Фрагмент текста ::
>>>>
Бандитский Петербург - Константинов Андрей Дмитриевич. Страница 39

А получилось вот что. В Москве питерские юристы столкнулись с «чеченами», которые уже рассматривали фирму должников как исключительно свою суверенную кормушку. На разборки обе банды приехали в Петербург, где выяснились дополнительные спорные моменты — тесен мир. Оказывается, эти самые «чечены» доили еще одну фирму — созданную, кстати, под эгидой мэрии Петербурга (брали натурой, гуманитарной помощью, прямо со склада). А команда юристов вписалась и в эту разборку. Волны разборок между двумя бандами нещадно колотили бизнесмена. Фирма его тихо разваливалась. Прослышав о нем, как о терпиле безответном, его стали похищать и совершенно посторонние бандиты, требуя выкуп. (Самое любопытное заключается в том, что этот бизнесмен, стравивший между собой несколько группировок, поссорившийся с милицией, прокуратурой и ФСК, остался жив и даже до сих пор занимается бизнесом.)
<<<<
Исходные данные ::
>>>>
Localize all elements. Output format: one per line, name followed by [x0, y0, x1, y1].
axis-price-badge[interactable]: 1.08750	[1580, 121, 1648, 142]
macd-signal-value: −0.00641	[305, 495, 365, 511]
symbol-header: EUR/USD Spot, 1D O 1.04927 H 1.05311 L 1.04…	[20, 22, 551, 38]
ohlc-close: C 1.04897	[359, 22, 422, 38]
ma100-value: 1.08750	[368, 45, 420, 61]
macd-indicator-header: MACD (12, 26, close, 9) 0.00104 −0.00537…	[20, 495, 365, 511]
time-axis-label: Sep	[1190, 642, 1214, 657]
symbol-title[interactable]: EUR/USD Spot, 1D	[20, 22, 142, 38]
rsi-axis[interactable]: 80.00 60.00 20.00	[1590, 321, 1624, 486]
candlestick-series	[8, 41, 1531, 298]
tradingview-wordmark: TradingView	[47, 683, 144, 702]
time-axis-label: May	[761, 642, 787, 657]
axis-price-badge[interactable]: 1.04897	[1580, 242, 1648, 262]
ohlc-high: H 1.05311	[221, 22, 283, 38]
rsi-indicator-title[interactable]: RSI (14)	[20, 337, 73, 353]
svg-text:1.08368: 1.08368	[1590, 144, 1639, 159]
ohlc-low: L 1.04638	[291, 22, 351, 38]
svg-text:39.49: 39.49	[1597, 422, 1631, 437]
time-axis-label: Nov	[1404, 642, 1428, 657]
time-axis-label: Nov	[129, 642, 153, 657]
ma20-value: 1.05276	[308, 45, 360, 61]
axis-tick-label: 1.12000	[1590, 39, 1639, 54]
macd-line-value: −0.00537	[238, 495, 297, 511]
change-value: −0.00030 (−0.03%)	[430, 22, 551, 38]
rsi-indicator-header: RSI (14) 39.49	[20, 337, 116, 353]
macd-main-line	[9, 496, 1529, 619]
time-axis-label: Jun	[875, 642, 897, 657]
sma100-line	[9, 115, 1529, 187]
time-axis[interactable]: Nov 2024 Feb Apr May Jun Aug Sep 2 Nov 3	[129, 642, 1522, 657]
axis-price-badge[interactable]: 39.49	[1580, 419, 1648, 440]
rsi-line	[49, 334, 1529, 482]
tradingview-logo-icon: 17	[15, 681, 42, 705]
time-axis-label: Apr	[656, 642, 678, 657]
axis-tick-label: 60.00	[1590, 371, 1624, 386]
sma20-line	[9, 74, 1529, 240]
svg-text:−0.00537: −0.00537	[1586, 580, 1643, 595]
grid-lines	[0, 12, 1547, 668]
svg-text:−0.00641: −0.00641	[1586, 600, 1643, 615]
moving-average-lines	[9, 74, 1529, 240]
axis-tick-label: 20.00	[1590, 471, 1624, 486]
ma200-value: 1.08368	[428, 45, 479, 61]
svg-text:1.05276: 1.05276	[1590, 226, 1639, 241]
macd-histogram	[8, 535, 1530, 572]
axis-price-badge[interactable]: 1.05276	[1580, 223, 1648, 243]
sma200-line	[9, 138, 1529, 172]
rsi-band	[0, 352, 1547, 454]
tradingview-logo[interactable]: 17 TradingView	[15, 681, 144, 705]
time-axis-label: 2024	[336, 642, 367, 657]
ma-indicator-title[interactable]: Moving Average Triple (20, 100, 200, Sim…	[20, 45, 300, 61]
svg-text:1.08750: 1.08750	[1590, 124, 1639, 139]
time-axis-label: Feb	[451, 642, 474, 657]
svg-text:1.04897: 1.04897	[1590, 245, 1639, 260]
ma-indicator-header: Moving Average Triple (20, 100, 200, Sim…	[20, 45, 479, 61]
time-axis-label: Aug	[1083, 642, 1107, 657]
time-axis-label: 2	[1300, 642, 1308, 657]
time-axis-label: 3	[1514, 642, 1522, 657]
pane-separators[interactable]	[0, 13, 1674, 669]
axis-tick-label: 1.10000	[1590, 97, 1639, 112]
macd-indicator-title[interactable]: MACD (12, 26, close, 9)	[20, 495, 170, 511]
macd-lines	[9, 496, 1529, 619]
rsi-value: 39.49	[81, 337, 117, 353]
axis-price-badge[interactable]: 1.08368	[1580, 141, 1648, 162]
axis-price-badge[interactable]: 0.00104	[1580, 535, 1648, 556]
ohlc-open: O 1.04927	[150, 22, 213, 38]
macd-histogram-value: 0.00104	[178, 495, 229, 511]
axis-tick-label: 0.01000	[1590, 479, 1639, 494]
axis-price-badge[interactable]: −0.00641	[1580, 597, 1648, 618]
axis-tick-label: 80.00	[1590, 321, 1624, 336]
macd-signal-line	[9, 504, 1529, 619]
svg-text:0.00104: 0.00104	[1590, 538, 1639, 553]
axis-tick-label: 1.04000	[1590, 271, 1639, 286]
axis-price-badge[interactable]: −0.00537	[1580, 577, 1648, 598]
<<<<
Задание 1 :: Под чьей эгидой, согласно фрагменту, была создана ещё одна фирма, которую доили «чечены»?
Задание 2 :: Перескажите абзац фрагмента, начинающийся словами «А получилось вот что», в виде краткого списка, сохранив основные факты.
Задание 3 :: Перечислите все ведомства, с которыми, по словам фрагмента, поссорился бизнесмен.
Строки для выполнения заданий не понадобятся.

Полный ответ 1 :: Под эгидой мэрии Петербурга.

Полный ответ 2 ::
- В Москве питерские юристы столкнулись с «чеченами», которые считали фирму должников своей кормушкой.
- Для разборок обе банды приехали в Петербург, где обнаружились новые спорные моменты.
- «Чечены» доили ещё одну фирму, созданную под эгидой мэрии Петербурга. Они брали гуманитарную помощь прямо со склада.
- Юристы вмешались и в эту разборку.
- Разборки между бандами били по бизнесмену, и его фирма постепенно разваливалась.
- Узнав о нём как о безответной жертве, посторонние бандиты стали его похищать, требуя выкуп.
- Бизнесмен стравил несколько группировок и поссорился с милицией, прокуратурой и ФСК, но остался жив и до сих пор занимается бизнесом.

Полный ответ 3 :: Милиция, прокуратура, ФСК.